Data lines:
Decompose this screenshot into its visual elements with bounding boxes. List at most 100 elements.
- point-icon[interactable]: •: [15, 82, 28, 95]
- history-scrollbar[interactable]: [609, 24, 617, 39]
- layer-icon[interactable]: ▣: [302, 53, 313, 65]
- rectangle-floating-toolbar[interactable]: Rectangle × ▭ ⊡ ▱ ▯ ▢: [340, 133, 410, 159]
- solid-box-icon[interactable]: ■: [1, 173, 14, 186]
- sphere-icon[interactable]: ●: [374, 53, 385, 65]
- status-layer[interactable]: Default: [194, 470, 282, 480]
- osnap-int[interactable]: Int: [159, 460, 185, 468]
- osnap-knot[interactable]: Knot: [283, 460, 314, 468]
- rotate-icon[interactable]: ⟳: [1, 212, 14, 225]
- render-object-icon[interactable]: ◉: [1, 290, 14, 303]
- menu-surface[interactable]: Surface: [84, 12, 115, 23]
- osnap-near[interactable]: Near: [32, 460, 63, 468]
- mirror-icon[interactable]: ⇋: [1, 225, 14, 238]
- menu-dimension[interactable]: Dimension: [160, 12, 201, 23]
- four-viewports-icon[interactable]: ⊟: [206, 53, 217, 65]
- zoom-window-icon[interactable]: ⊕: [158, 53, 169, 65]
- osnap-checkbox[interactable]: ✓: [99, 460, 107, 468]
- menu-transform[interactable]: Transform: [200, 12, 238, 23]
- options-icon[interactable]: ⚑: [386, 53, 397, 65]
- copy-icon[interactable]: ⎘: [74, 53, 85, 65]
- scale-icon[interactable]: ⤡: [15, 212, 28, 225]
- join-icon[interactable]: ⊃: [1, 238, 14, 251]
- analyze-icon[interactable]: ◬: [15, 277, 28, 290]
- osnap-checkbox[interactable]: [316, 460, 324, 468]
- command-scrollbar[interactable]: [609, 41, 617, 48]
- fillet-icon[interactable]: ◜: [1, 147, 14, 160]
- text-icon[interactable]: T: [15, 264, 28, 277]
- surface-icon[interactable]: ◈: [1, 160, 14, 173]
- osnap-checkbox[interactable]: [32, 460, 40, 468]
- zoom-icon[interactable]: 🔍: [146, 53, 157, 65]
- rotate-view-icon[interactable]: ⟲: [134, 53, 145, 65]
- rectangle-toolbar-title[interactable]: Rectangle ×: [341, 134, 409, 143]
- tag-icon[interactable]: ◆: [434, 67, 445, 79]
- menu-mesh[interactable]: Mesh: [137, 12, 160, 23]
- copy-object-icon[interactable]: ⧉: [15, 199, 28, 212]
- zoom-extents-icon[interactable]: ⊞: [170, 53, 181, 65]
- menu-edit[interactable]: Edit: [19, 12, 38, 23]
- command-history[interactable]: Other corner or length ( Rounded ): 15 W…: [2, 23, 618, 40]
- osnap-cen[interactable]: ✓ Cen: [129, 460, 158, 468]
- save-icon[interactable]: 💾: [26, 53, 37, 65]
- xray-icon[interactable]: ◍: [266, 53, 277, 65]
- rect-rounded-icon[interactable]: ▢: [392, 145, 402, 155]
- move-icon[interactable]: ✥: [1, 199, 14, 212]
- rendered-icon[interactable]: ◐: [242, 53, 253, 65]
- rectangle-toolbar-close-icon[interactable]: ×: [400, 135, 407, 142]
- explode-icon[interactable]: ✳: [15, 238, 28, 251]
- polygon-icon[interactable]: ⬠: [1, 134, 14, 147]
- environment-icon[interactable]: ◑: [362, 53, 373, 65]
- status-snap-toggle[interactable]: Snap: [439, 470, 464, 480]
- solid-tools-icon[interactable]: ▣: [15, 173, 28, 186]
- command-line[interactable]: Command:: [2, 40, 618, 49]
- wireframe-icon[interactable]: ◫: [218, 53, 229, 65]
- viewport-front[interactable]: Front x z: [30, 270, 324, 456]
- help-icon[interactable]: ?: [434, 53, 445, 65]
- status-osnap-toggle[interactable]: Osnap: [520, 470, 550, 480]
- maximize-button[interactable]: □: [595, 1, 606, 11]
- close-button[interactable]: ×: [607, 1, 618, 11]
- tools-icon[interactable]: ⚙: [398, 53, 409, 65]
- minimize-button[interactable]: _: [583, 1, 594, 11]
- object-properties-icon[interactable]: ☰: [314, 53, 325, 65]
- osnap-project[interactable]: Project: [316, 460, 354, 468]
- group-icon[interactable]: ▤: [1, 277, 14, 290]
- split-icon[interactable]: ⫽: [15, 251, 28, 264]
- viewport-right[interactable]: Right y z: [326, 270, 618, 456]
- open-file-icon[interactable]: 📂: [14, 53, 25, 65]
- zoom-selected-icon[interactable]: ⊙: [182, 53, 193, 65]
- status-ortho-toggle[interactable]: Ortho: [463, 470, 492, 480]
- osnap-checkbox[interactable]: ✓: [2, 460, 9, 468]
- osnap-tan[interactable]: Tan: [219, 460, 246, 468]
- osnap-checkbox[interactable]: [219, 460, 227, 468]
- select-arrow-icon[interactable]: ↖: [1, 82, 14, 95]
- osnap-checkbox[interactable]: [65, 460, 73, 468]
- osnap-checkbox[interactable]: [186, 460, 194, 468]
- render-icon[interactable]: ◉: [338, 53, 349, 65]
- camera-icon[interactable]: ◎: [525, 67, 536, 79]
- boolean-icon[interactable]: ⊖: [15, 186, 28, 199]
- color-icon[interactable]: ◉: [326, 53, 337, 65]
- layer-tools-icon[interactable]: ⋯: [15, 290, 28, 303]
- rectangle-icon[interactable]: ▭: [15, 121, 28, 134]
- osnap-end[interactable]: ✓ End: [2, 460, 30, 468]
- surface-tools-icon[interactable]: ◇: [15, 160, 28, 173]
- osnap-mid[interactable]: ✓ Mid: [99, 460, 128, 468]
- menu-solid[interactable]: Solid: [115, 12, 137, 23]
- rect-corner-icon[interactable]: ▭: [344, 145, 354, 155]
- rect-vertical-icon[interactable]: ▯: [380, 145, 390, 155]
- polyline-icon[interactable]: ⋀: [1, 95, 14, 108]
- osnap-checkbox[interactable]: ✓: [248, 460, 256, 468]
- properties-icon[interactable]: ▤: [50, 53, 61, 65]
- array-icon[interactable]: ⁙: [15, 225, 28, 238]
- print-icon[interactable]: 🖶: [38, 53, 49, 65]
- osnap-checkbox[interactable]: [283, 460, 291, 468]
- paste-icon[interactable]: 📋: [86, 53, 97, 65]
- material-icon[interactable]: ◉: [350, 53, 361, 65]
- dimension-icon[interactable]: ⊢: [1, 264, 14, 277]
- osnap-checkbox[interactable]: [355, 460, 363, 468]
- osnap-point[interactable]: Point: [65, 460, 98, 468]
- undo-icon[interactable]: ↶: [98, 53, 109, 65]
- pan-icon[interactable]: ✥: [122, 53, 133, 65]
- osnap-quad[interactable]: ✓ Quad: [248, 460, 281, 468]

Written task:
Quote the listing word for word, from its first line through the line that contains "- menu-surface[interactable]: Surface: [84, 12, 115, 23]", including that line.

Reply:
Decompose this screenshot into its visual elements with bounding boxes. List at most 100 elements.
- point-icon[interactable]: •: [15, 82, 28, 95]
- history-scrollbar[interactable]: [609, 24, 617, 39]
- layer-icon[interactable]: ▣: [302, 53, 313, 65]
- rectangle-floating-toolbar[interactable]: Rectangle × ▭ ⊡ ▱ ▯ ▢: [340, 133, 410, 159]
- solid-box-icon[interactable]: ■: [1, 173, 14, 186]
- sphere-icon[interactable]: ●: [374, 53, 385, 65]
- status-layer[interactable]: Default: [194, 470, 282, 480]
- osnap-int[interactable]: Int: [159, 460, 185, 468]
- osnap-knot[interactable]: Knot: [283, 460, 314, 468]
- rotate-icon[interactable]: ⟳: [1, 212, 14, 225]
- render-object-icon[interactable]: ◉: [1, 290, 14, 303]
- menu-surface[interactable]: Surface: [84, 12, 115, 23]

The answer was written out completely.